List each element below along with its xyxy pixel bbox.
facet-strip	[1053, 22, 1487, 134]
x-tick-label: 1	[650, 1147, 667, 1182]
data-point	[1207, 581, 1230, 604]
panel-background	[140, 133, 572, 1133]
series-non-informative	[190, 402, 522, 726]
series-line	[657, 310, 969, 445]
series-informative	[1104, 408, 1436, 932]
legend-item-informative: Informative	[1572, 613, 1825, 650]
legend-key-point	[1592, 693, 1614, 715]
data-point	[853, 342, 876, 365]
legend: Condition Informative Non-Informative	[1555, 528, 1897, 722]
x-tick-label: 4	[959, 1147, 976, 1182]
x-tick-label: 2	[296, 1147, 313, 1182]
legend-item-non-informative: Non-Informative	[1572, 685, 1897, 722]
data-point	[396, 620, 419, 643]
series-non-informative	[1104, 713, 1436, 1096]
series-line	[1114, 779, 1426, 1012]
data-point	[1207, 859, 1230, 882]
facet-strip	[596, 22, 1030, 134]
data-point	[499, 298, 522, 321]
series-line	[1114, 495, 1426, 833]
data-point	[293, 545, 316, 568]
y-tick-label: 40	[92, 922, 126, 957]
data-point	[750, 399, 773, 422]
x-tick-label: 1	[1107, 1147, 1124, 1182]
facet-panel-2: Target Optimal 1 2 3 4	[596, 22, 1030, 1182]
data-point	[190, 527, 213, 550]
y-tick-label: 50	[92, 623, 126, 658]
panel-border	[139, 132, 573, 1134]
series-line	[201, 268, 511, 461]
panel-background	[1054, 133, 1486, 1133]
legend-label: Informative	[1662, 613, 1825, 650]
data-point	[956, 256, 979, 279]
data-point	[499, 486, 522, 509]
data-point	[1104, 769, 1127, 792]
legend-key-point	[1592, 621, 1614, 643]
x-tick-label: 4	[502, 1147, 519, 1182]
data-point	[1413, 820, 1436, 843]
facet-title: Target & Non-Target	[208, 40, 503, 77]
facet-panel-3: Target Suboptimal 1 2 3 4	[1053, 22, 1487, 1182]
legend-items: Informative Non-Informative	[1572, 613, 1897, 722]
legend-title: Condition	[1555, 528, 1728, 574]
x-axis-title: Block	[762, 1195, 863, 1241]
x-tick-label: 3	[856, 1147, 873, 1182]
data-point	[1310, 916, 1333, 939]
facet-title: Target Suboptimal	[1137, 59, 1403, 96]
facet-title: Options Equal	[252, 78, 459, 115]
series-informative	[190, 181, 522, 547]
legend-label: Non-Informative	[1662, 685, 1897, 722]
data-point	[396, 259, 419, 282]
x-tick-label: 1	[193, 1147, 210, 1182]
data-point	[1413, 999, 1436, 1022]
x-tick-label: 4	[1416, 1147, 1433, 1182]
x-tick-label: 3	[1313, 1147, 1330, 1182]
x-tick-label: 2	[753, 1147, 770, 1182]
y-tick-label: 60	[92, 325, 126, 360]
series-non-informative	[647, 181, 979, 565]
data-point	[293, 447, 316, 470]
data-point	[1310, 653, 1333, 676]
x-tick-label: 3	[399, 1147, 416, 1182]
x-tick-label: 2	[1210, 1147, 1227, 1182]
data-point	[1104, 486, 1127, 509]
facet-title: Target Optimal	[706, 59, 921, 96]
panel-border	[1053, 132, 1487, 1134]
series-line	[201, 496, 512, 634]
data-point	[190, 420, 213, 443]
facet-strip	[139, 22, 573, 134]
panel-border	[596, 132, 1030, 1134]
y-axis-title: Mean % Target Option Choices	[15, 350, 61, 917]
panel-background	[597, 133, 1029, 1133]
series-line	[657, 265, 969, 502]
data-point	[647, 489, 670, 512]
▬▬▬▬▬▬▬▬▬▬
#### Задача
Пожалуйста, верните все строки списка выше без единого изменения.

#### Результат
List each element below along with its xyxy pixel bbox.
facet-strip	[1053, 22, 1487, 134]
x-tick-label: 1	[650, 1147, 667, 1182]
data-point	[1207, 581, 1230, 604]
panel-background	[140, 133, 572, 1133]
series-non-informative	[190, 402, 522, 726]
series-line	[657, 310, 969, 445]
series-informative	[1104, 408, 1436, 932]
legend-item-informative: Informative	[1572, 613, 1825, 650]
legend-key-point	[1592, 693, 1614, 715]
data-point	[853, 342, 876, 365]
legend: Condition Informative Non-Informative	[1555, 528, 1897, 722]
x-tick-label: 4	[959, 1147, 976, 1182]
x-tick-label: 2	[296, 1147, 313, 1182]
legend-item-non-informative: Non-Informative	[1572, 685, 1897, 722]
data-point	[396, 620, 419, 643]
series-non-informative	[1104, 713, 1436, 1096]
series-line	[1114, 779, 1426, 1012]
data-point	[1207, 859, 1230, 882]
facet-strip	[596, 22, 1030, 134]
data-point	[499, 298, 522, 321]
series-line	[1114, 495, 1426, 833]
data-point	[293, 545, 316, 568]
y-tick-label: 40	[92, 922, 126, 957]
data-point	[750, 399, 773, 422]
x-tick-label: 1	[1107, 1147, 1124, 1182]
facet-panel-2: Target Optimal 1 2 3 4	[596, 22, 1030, 1182]
data-point	[190, 527, 213, 550]
y-tick-label: 50	[92, 623, 126, 658]
panel-border	[139, 132, 573, 1134]
series-line	[201, 268, 511, 461]
panel-background	[1054, 133, 1486, 1133]
legend-label: Informative	[1662, 613, 1825, 650]
data-point	[956, 256, 979, 279]
data-point	[499, 486, 522, 509]
data-point	[1104, 769, 1127, 792]
legend-key-point	[1592, 621, 1614, 643]
x-tick-label: 4	[502, 1147, 519, 1182]
data-point	[1413, 820, 1436, 843]
facet-title: Target & Non-Target	[208, 40, 503, 77]
facet-panel-3: Target Suboptimal 1 2 3 4	[1053, 22, 1487, 1182]
legend-items: Informative Non-Informative	[1572, 613, 1897, 722]
legend-title: Condition	[1555, 528, 1728, 574]
x-axis-title: Block	[762, 1195, 863, 1241]
x-tick-label: 3	[856, 1147, 873, 1182]
data-point	[1310, 916, 1333, 939]
facet-title: Target Suboptimal	[1137, 59, 1403, 96]
facet-title: Options Equal	[252, 78, 459, 115]
series-informative	[190, 181, 522, 547]
legend-label: Non-Informative	[1662, 685, 1897, 722]
data-point	[396, 259, 419, 282]
x-tick-label: 1	[193, 1147, 210, 1182]
data-point	[1413, 999, 1436, 1022]
x-tick-label: 4	[1416, 1147, 1433, 1182]
x-tick-label: 3	[1313, 1147, 1330, 1182]
x-tick-label: 2	[753, 1147, 770, 1182]
y-tick-label: 60	[92, 325, 126, 360]
series-non-informative	[647, 181, 979, 565]
data-point	[293, 447, 316, 470]
data-point	[1310, 653, 1333, 676]
x-tick-label: 3	[399, 1147, 416, 1182]
x-tick-label: 2	[1210, 1147, 1227, 1182]
data-point	[1104, 486, 1127, 509]
facet-title: Target Optimal	[706, 59, 921, 96]
panel-border	[1053, 132, 1487, 1134]
series-line	[201, 496, 512, 634]
data-point	[190, 420, 213, 443]
facet-strip	[139, 22, 573, 134]
panel-border	[596, 132, 1030, 1134]
y-axis-title: Mean % Target Option Choices	[15, 350, 61, 917]
panel-background	[597, 133, 1029, 1133]
series-line	[657, 265, 969, 502]
data-point	[647, 489, 670, 512]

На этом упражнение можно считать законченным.